[Records from a collection]
────────

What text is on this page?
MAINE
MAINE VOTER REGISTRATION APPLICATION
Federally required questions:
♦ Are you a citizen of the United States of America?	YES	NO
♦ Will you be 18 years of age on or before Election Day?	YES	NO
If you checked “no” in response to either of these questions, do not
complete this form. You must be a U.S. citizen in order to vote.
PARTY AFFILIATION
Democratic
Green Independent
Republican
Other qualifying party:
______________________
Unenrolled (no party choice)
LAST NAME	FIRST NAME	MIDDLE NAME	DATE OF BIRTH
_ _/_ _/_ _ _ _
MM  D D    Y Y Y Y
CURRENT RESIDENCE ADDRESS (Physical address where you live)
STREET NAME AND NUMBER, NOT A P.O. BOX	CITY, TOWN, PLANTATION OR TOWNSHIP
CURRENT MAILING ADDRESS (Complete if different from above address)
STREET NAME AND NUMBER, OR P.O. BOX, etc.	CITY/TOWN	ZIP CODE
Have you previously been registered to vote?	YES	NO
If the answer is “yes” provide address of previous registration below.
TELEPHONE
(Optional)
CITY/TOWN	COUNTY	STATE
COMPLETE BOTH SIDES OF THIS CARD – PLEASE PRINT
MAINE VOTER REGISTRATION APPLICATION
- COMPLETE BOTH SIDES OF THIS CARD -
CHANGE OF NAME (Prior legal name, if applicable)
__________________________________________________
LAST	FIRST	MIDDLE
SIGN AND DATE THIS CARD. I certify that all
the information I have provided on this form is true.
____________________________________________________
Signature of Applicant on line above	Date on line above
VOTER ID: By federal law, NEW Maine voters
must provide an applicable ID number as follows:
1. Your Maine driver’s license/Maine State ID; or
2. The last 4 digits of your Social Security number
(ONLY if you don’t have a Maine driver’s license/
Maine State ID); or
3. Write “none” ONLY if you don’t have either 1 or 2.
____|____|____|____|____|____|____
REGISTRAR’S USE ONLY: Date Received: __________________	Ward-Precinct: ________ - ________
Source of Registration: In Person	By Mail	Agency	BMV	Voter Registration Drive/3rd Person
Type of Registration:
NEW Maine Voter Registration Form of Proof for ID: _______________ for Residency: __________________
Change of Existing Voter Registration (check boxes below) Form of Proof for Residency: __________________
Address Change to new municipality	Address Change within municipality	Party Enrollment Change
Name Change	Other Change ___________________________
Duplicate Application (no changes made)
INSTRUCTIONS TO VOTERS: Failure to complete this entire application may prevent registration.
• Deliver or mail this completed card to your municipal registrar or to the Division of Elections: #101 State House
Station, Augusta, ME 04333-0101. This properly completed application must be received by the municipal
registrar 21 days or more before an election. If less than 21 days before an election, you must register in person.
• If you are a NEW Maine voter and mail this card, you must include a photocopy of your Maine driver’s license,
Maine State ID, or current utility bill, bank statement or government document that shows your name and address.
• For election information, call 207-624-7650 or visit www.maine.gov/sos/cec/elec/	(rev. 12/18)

────────

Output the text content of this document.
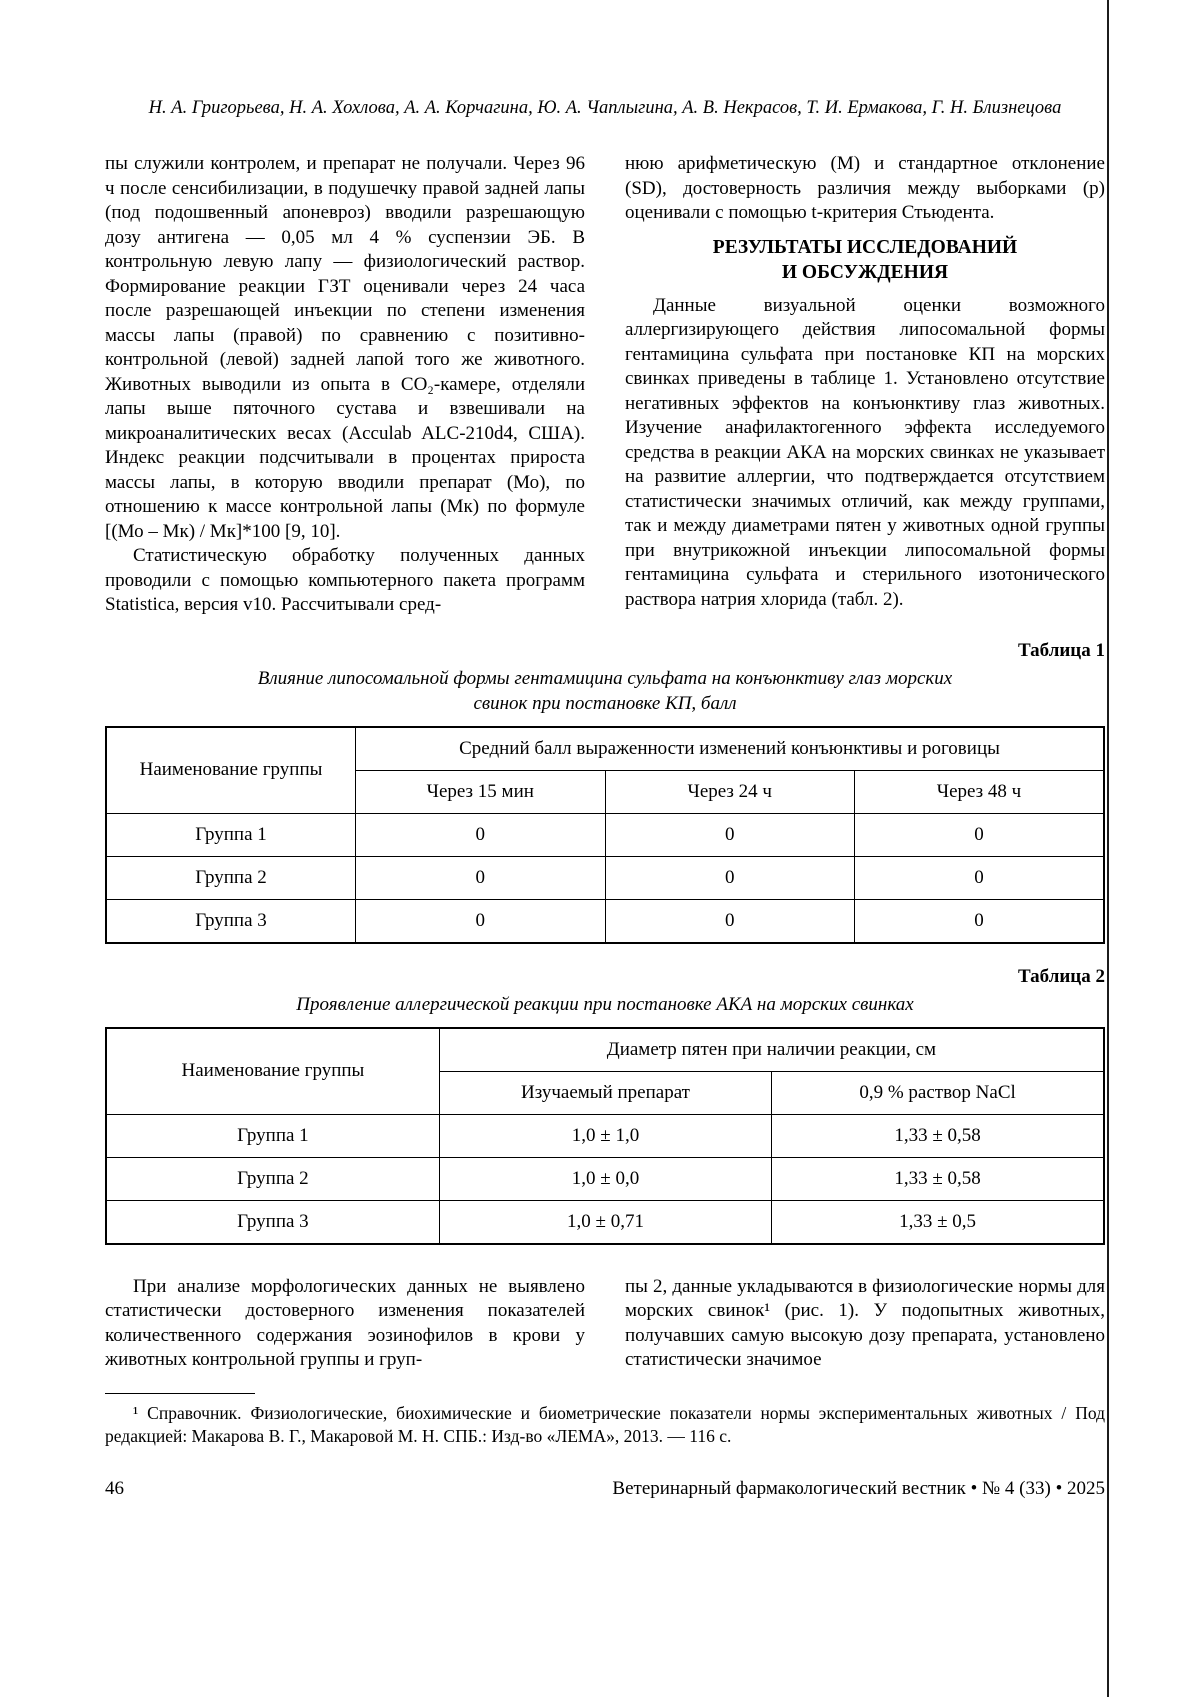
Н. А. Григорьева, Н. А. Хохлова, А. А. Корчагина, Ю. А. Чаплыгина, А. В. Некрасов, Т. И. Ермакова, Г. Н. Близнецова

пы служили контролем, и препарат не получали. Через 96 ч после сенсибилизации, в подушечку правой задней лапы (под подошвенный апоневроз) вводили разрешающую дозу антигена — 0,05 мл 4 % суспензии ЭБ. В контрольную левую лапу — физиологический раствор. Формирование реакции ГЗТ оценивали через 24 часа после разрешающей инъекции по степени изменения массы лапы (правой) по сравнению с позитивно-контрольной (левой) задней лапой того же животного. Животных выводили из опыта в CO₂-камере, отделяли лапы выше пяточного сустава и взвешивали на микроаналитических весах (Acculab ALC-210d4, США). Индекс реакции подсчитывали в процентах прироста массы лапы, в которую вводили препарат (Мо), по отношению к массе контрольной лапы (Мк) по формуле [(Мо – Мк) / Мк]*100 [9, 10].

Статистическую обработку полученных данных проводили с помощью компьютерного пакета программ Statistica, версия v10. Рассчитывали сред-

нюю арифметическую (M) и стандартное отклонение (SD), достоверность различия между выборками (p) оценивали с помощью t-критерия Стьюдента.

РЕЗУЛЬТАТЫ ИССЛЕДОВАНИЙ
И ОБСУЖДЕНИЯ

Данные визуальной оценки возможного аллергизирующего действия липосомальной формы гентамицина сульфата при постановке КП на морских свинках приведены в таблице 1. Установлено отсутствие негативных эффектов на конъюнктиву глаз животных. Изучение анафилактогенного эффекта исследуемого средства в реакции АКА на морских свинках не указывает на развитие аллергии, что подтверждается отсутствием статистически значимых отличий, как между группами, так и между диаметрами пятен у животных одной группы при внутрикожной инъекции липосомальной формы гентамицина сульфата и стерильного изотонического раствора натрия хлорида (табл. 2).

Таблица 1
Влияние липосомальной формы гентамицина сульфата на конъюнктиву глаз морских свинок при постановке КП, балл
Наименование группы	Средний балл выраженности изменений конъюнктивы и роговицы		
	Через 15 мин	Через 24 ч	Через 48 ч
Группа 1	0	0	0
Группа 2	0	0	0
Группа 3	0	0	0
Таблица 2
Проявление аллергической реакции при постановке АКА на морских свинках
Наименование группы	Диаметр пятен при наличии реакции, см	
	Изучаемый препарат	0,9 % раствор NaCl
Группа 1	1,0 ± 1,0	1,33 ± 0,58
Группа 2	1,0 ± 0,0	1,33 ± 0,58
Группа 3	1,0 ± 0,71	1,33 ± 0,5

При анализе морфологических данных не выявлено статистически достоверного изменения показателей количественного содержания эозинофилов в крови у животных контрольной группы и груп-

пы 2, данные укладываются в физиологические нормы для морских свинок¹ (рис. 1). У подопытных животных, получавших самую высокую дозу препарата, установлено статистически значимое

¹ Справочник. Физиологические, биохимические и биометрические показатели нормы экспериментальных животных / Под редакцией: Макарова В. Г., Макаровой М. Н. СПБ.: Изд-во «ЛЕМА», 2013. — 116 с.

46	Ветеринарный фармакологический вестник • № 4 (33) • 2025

────────

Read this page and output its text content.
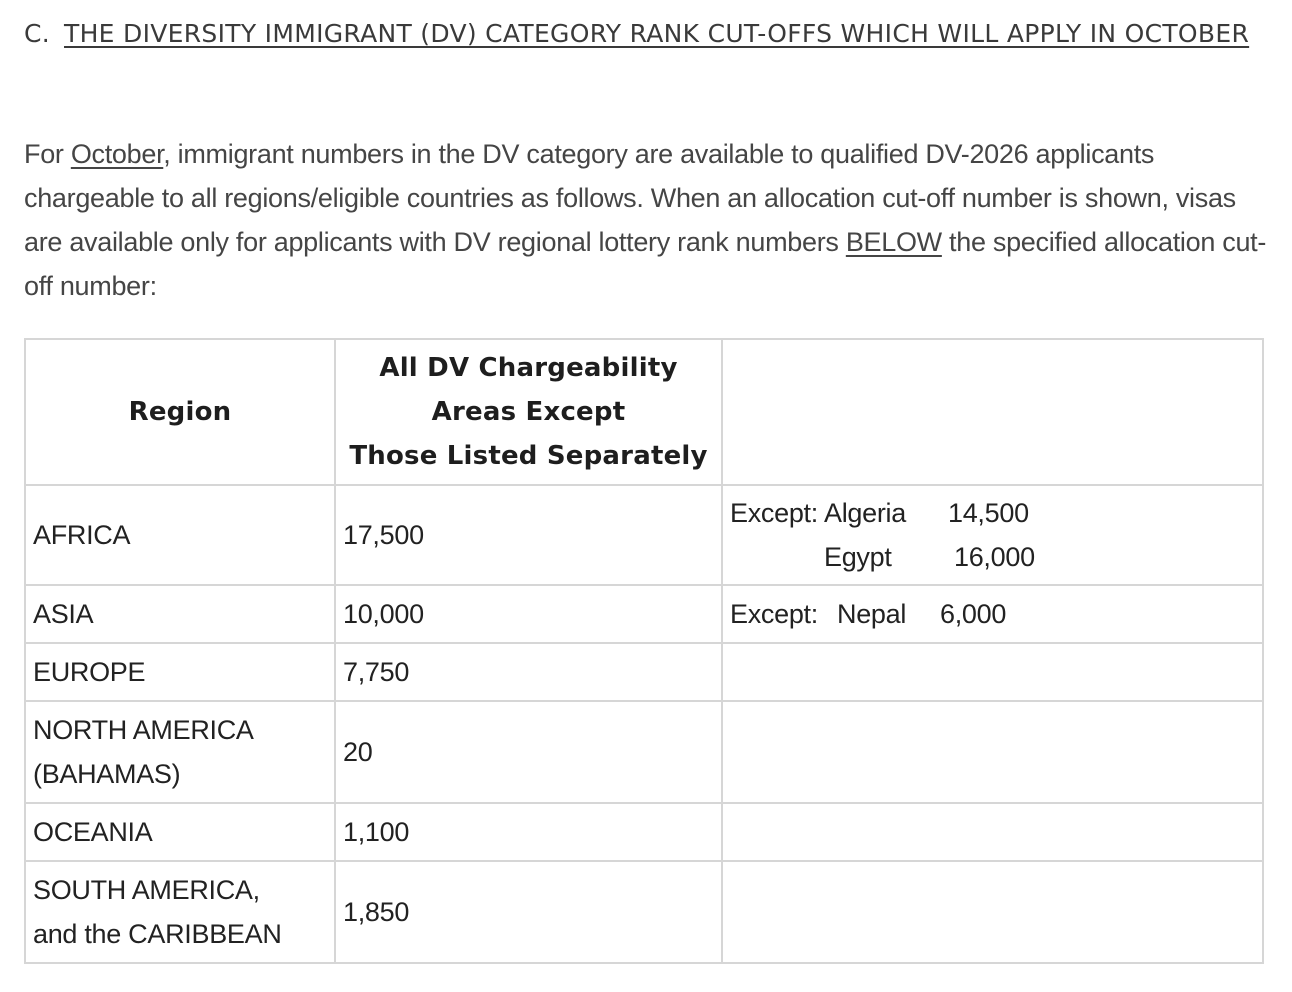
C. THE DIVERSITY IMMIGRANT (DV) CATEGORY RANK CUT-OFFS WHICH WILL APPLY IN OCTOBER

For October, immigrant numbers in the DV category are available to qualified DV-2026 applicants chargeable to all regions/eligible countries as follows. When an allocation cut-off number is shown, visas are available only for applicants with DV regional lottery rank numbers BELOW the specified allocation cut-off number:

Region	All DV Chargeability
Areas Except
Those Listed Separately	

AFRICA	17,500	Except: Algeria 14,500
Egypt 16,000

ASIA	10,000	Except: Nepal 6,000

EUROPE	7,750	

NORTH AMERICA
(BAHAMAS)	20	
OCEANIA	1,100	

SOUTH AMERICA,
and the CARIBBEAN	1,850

────────

■ Written instruction
Pick out lines containing the word "MIDDLE", each one as written.

■ Completed task
LAST NAME	FIRST NAME	MIDDLE NAME	DATE OF BIRTH
LAST	FIRST	MIDDLE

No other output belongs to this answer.